(Records from a collection of figures)

=-=-=

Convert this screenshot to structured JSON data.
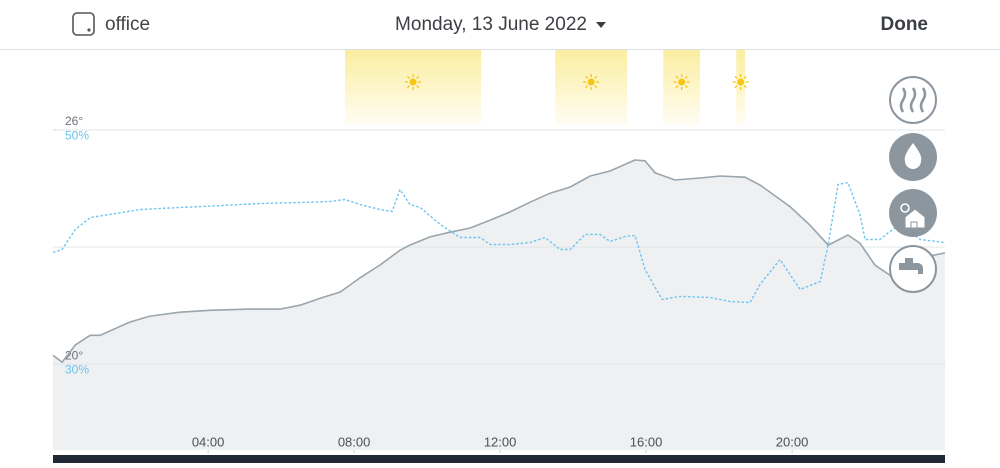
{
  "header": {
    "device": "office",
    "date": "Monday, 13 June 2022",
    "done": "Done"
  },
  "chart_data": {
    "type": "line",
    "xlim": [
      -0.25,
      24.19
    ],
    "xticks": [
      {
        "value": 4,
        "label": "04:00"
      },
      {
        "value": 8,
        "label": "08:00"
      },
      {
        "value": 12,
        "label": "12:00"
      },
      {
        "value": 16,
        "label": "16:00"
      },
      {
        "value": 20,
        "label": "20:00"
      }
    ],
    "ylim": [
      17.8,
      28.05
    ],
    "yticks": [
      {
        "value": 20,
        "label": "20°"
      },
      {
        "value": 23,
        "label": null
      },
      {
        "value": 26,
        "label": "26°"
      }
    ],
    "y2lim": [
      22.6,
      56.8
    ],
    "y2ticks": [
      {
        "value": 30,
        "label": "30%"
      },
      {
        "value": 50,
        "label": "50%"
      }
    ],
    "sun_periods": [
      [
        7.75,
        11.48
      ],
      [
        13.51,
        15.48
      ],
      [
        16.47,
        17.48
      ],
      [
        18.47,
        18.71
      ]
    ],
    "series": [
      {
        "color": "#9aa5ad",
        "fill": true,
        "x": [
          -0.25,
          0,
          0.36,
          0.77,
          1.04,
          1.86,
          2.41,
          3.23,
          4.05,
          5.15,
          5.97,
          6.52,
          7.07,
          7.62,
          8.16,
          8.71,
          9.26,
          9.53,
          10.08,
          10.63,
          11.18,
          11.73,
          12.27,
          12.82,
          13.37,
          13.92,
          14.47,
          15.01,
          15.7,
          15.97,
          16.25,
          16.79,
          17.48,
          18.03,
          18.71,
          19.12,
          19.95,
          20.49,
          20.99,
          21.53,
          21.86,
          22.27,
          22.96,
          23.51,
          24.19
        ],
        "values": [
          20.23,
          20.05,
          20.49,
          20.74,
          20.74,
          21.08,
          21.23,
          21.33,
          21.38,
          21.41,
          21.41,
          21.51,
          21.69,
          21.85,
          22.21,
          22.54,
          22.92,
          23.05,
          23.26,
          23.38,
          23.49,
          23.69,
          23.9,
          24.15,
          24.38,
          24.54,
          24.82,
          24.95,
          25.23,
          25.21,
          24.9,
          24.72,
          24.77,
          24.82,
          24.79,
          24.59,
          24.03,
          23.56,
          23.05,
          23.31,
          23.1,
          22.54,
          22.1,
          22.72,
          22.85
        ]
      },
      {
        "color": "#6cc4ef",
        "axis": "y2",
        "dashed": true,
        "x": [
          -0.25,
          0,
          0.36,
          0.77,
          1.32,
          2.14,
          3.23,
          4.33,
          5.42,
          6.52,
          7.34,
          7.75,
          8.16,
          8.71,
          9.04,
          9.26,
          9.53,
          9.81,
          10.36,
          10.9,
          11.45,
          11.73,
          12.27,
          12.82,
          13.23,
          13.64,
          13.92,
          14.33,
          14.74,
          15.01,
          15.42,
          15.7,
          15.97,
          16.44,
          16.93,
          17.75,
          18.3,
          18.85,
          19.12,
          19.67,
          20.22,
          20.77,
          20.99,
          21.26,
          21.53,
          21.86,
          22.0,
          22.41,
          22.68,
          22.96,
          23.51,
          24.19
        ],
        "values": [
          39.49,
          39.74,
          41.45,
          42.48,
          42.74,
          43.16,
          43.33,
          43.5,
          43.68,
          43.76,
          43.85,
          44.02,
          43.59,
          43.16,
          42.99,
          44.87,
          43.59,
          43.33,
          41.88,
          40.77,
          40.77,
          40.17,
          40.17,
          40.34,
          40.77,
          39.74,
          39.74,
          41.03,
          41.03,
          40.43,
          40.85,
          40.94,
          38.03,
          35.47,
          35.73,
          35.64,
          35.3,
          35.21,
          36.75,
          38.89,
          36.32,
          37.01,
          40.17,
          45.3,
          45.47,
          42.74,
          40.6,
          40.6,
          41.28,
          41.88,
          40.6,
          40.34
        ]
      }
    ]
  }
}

=-=-=

| To do |
Identify and copy lines that hold the string "label".

| The completed task |
        "label": "04:00"
        "label": "08:00"
        "label": "12:00"
        "label": "16:00"
        "label": "20:00"
        "label": "20°"
        "label": null
        "label": "26°"
        "label": "30%"
        "label": "50%"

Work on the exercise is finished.